** Start of Supplied information **
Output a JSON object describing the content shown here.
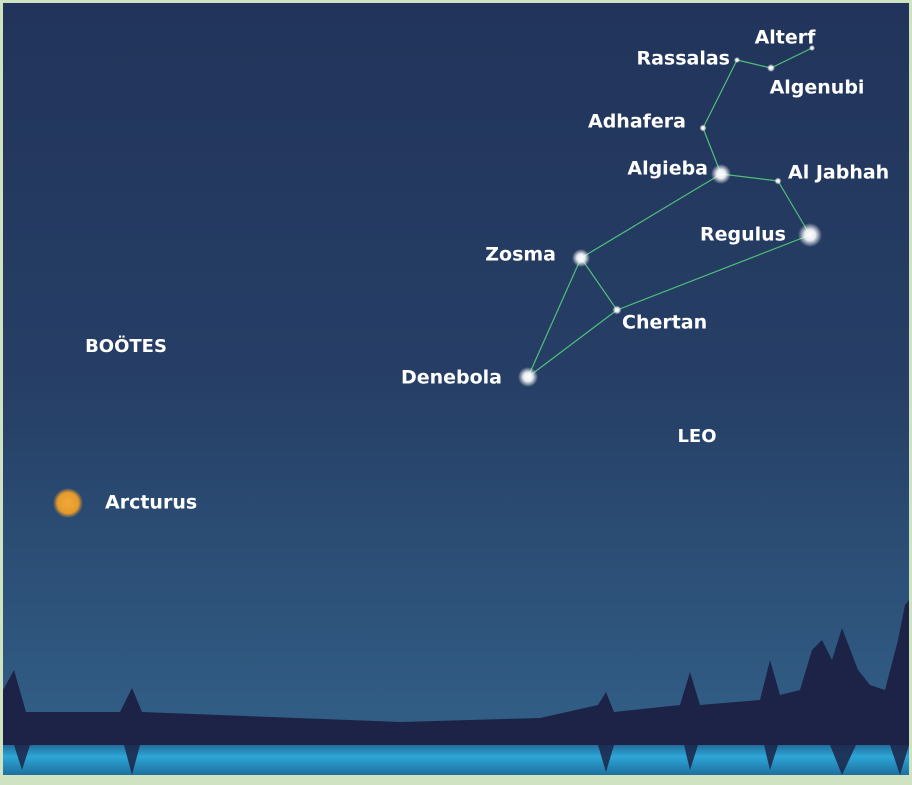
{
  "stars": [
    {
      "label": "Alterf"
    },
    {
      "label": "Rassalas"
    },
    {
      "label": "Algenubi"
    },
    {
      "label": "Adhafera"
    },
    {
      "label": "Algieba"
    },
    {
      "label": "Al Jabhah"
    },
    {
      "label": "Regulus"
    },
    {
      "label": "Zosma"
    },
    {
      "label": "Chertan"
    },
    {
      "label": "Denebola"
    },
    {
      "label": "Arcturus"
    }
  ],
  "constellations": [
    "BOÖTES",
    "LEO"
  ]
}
** End of Supplied information **
# Task description
Restate each entry word for word, please, but drop any images it holds.

# The answer
Output a JSON object describing the content shown here.
{
  "stars": [
    {
      "label": "Alterf"
    },
    {
      "label": "Rassalas"
    },
    {
      "label": "Algenubi"
    },
    {
      "label": "Adhafera"
    },
    {
      "label": "Algieba"
    },
    {
      "label": "Al Jabhah"
    },
    {
      "label": "Regulus"
    },
    {
      "label": "Zosma"
    },
    {
      "label": "Chertan"
    },
    {
      "label": "Denebola"
    },
    {
      "label": "Arcturus"
    }
  ],
  "constellations": [
    "BOÖTES",
    "LEO"
  ]
}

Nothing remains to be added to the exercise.